Return all lines where the word "laws" can be found.

[Saved data entries]

○ ○ ○ ○ ○

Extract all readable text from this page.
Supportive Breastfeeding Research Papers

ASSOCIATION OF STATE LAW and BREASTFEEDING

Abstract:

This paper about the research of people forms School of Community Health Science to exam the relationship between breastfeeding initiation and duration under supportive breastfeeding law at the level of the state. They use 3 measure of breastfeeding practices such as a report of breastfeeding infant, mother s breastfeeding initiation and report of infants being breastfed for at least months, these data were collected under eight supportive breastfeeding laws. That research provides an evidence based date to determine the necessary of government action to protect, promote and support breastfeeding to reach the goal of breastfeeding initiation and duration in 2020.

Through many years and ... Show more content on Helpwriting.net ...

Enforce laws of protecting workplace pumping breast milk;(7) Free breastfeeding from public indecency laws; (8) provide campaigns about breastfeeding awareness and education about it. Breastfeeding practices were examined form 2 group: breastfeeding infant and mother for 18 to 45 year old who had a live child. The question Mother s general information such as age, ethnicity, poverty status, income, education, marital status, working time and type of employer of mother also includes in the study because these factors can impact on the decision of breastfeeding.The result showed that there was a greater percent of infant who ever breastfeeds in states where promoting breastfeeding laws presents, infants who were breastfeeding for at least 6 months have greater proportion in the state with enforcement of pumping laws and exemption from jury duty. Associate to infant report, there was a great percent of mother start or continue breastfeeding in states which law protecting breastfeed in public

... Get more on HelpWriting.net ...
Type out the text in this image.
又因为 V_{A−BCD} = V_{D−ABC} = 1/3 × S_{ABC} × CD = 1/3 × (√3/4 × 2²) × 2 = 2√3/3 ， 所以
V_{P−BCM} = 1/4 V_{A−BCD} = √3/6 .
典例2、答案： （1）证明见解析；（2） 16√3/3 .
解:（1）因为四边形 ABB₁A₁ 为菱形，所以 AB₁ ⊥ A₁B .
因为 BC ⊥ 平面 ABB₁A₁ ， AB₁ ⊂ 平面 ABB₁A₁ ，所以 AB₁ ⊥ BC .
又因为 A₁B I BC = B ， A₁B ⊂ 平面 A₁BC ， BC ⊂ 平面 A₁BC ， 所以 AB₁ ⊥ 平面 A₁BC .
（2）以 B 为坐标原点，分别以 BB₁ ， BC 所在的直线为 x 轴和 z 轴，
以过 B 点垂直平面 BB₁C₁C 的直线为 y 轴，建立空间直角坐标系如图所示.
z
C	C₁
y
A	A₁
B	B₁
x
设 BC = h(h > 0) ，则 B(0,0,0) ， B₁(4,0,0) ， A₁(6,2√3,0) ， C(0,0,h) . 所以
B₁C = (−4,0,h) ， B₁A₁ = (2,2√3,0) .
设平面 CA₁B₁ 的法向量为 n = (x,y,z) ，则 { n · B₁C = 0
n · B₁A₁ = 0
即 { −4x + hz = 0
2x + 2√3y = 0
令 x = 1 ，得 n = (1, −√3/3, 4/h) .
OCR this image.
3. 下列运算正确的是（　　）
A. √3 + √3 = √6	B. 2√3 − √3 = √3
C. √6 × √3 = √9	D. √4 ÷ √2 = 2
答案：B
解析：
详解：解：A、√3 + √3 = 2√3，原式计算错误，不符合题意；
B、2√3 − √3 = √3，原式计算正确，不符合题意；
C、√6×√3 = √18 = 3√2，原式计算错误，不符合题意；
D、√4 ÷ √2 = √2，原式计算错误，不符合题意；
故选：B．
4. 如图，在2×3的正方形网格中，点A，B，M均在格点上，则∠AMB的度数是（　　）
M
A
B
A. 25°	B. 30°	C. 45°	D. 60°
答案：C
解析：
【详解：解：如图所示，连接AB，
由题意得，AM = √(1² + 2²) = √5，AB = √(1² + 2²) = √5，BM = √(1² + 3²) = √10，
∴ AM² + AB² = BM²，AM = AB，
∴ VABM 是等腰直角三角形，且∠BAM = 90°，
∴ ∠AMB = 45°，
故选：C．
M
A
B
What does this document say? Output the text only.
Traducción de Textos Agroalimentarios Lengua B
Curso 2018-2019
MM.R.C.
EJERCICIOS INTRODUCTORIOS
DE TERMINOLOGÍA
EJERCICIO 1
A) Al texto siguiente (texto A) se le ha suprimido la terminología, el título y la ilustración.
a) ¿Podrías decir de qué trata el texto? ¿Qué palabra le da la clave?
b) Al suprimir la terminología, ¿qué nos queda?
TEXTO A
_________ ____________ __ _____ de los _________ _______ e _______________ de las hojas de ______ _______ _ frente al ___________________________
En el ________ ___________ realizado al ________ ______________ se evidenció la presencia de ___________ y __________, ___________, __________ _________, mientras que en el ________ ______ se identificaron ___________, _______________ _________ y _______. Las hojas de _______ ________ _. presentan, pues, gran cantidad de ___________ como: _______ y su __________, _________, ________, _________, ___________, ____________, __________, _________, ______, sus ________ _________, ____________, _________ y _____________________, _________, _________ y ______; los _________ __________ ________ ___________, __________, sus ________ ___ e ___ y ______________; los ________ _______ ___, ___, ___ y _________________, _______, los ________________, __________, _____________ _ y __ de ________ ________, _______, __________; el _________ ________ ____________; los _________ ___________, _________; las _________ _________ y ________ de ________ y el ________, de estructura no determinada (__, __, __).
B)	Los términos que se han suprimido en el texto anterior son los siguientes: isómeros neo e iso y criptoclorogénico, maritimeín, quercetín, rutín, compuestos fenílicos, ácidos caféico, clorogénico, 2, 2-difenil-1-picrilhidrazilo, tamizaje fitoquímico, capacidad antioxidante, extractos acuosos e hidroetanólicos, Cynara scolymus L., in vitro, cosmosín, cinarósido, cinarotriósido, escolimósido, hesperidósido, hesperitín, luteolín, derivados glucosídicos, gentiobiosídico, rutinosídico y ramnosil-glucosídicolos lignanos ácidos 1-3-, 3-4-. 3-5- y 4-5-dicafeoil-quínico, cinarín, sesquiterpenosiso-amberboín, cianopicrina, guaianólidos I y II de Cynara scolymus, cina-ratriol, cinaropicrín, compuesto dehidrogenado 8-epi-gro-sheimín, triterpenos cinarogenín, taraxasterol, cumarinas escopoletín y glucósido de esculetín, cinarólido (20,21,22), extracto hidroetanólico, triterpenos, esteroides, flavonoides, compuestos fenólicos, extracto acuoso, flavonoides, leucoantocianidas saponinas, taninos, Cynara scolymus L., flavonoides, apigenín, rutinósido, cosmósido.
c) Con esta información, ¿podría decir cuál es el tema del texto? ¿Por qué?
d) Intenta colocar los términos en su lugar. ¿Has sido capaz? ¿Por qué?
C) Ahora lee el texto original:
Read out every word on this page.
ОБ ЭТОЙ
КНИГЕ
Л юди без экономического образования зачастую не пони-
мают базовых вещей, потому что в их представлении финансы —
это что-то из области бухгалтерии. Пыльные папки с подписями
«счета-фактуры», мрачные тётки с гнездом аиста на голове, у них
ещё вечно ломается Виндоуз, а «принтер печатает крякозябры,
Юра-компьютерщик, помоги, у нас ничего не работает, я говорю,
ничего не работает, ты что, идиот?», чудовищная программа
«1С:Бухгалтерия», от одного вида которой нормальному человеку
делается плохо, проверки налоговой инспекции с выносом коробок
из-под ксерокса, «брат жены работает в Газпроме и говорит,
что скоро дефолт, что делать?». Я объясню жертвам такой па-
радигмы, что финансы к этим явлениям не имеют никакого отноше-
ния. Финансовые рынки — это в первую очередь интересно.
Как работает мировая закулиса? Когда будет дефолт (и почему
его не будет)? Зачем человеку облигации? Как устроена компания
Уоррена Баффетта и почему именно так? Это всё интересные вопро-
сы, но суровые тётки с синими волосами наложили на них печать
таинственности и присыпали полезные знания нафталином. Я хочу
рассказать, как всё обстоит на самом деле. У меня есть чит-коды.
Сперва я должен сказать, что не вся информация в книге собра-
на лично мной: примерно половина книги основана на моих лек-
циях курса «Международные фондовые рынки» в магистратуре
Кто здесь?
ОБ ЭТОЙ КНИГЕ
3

○ ○ ○ ○ ○

### Exercise solution
This paper about the research of people forms School of Community Health Science to exam the relationship between breastfeeding initiation and duration under supportive breastfeeding law at the level of the state. They use 3 measure of breastfeeding practices such as a report of breastfeeding infant, mother s breastfeeding initiation and report of infants being breastfed for at least months, these data were collected under eight supportive breastfeeding laws. That research provides an evidence based date to determine the necessary of government action to protect, promote and support breastfeeding to reach the goal of breastfeeding initiation and duration in 2020.
Enforce laws of protecting workplace pumping breast milk;(7) Free breastfeeding from public indecency laws; (8) provide campaigns about breastfeeding awareness and education about it. Breastfeeding practices were examined form 2 group: breastfeeding infant and mother for 18 to 45 year old who had a live child. The question Mother s general information such as age, ethnicity, poverty status, income, education, marital status, working time and type of employer of mother also includes in the study because these factors can impact on the decision of breastfeeding.The result showed that there was a greater percent of infant who ever breastfeeds in states where promoting breastfeeding laws presents, infants who were breastfeeding for at least 6 months have greater proportion in the state with enforcement of pumping laws and exemption from jury duty. Associate to infant report, there was a great percent of mother start or continue breastfeeding in states which law protecting breastfeed in public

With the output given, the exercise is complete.